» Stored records
■ ■ ■ ■

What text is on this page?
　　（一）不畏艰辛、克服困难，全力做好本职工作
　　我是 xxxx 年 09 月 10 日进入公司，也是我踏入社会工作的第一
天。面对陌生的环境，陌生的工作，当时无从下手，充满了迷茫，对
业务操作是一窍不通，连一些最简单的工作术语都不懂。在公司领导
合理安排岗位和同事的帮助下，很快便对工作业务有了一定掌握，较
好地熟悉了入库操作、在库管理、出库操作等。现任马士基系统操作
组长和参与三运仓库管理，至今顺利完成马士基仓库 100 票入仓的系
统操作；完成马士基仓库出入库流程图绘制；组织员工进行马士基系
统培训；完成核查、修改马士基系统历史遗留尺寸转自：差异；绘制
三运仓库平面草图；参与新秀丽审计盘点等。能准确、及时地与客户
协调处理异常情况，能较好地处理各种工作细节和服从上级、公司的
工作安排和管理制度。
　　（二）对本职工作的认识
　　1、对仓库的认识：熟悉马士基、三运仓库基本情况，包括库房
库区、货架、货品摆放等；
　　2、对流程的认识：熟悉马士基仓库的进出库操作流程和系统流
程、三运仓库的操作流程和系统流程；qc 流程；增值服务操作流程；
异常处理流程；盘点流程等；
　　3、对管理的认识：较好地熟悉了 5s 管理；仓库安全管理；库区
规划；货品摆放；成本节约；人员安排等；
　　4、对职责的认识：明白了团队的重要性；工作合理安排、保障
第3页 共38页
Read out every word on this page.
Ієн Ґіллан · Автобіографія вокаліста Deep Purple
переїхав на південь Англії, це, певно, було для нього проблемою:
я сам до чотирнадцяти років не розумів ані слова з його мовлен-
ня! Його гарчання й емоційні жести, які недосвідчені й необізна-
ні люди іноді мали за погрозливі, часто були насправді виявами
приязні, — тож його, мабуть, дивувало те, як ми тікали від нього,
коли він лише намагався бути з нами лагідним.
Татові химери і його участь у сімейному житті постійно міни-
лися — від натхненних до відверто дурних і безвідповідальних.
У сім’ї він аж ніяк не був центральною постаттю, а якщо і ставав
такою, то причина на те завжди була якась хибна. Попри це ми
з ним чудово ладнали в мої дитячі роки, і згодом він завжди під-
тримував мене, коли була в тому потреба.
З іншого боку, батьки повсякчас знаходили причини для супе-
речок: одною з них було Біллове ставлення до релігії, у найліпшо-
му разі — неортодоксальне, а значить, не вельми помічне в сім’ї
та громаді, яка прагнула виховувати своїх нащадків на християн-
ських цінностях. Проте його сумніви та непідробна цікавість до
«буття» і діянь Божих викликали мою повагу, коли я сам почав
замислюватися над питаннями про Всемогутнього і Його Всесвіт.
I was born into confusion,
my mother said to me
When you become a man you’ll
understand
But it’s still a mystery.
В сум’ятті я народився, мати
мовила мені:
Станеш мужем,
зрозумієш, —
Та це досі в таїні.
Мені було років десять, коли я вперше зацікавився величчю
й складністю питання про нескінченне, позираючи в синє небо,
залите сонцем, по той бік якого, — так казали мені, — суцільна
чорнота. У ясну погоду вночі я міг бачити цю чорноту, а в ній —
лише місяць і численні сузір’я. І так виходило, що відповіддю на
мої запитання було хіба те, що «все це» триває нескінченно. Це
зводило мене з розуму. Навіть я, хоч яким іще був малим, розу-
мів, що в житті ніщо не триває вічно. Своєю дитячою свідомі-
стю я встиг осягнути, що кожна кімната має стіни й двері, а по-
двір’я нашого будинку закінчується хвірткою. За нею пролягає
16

■ ■ ■ ■

» Task brief
Search the data for "років". Copy every matching line.

» Reply to the task
я сам до чотирнадцяти років не розумів ані слова з його мовлен-
Мені було років десять, коли я вперше зацікавився величчю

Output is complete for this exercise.